PROVIDED INFORMATION
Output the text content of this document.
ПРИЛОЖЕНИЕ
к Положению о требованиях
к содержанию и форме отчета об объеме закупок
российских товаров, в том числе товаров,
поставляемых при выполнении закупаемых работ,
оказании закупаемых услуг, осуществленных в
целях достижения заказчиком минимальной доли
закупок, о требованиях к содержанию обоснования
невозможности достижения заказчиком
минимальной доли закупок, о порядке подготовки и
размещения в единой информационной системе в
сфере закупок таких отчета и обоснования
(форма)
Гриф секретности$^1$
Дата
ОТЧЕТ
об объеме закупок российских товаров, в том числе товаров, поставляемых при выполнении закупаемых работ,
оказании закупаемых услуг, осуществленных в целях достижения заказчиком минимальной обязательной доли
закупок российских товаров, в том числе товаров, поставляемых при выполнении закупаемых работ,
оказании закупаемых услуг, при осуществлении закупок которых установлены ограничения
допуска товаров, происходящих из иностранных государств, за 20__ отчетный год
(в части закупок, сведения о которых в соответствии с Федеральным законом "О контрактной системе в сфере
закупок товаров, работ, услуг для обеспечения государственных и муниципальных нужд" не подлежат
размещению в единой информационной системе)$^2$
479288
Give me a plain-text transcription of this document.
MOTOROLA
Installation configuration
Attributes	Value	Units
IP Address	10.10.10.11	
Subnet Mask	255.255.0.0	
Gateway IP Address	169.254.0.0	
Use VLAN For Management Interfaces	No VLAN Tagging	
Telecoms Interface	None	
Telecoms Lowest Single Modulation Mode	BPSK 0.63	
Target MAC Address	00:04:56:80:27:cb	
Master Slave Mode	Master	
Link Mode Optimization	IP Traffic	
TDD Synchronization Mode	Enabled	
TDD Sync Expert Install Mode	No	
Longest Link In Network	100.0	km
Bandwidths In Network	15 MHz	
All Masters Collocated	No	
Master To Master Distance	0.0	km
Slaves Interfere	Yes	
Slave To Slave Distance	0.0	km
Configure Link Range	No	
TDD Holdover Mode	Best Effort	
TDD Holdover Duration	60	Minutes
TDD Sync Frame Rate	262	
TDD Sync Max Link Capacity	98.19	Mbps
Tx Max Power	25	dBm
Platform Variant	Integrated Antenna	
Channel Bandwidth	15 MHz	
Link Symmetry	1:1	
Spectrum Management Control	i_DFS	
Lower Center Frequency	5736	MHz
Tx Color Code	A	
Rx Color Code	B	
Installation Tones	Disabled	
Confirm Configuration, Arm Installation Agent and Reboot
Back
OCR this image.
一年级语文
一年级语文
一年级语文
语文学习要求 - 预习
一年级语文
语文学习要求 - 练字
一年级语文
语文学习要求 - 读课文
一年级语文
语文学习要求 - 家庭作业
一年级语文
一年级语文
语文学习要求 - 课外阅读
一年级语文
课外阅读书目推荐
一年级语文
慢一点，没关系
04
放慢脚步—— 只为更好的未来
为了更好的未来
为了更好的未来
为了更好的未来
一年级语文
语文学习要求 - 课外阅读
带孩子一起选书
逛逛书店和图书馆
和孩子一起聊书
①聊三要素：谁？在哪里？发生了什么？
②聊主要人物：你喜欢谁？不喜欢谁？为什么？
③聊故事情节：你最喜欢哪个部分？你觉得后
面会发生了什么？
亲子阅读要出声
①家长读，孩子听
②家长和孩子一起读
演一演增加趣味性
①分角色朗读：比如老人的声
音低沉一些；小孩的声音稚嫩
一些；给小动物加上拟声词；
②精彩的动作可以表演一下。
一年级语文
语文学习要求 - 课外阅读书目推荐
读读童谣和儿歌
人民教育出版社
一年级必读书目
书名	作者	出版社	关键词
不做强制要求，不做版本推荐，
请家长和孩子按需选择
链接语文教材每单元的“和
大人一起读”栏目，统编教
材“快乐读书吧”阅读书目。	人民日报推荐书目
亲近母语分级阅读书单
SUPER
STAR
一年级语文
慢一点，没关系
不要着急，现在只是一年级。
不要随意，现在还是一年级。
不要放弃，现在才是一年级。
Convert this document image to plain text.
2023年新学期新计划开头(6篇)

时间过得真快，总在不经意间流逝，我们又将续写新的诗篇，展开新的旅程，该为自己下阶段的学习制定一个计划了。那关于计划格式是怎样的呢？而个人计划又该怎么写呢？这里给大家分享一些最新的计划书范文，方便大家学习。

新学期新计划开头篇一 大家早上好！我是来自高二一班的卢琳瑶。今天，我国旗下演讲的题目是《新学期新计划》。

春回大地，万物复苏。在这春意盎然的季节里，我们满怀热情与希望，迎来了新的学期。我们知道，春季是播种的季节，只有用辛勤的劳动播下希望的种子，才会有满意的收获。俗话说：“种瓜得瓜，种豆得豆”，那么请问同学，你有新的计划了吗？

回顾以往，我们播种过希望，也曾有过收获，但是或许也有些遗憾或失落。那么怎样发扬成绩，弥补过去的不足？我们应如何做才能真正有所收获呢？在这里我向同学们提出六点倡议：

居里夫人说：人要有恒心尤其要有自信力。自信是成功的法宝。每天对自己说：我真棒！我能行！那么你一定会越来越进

WHAT YOU HAVE TO DO
Identify the lines that hold the word "системе". Copy every one of them.

RESPONSE TO THE TASK
размещения в единой информационной системе в
(в части закупок, сведения о которых в соответствии с Федеральным законом "О контрактной системе в сфере
размещению в единой информационной системе)$^2$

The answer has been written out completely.